** START **

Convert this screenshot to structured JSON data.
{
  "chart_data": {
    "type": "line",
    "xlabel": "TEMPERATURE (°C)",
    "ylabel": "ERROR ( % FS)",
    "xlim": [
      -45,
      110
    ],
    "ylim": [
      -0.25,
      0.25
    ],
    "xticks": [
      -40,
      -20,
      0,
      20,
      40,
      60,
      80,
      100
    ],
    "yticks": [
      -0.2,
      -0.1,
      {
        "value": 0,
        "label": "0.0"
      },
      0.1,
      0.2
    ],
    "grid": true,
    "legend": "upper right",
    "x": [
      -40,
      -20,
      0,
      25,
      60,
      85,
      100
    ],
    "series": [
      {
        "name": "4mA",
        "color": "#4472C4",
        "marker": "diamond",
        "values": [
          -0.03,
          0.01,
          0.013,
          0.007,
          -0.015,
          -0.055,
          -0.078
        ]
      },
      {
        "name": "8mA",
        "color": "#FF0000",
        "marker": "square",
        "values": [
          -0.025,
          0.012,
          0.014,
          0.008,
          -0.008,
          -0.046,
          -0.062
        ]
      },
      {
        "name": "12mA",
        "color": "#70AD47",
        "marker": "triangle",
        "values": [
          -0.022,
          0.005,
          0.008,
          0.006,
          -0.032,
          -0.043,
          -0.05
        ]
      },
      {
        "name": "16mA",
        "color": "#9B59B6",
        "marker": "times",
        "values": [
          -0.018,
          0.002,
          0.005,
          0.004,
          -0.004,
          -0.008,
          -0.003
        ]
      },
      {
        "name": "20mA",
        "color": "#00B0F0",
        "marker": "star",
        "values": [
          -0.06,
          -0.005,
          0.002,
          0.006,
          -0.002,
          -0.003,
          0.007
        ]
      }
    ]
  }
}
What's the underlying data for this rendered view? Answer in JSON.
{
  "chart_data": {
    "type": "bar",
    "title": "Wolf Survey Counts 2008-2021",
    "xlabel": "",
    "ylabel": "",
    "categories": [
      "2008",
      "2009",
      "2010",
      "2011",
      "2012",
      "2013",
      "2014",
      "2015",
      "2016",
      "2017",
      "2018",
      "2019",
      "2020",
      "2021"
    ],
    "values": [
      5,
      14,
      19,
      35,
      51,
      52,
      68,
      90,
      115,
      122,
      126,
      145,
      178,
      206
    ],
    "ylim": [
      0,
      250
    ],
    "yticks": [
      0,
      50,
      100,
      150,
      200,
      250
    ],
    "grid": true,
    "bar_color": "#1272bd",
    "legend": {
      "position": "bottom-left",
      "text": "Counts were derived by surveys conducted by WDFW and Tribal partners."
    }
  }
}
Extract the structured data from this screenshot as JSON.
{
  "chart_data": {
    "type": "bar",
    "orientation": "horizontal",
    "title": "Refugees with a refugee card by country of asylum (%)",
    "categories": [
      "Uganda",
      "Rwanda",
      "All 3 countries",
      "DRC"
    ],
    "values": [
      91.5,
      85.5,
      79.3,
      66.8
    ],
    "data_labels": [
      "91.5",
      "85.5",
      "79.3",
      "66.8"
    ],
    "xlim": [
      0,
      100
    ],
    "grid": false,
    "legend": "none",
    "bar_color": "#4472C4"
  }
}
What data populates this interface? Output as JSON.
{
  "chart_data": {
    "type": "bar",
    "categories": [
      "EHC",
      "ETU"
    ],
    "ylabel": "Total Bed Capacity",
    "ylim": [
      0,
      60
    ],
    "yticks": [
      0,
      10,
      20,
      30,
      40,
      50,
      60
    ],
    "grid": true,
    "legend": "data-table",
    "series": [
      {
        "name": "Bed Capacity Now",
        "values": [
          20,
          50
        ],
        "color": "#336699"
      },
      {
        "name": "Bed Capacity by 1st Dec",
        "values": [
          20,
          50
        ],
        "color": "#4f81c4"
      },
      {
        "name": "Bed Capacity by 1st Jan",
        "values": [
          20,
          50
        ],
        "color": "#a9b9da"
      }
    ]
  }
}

** END **

**DIRECTIVE**: Return all lines containing "legend".

**TASK RESULT**:
    "legend": "upper right",
    "legend": {
    "legend": "none",
    "legend": "data-table",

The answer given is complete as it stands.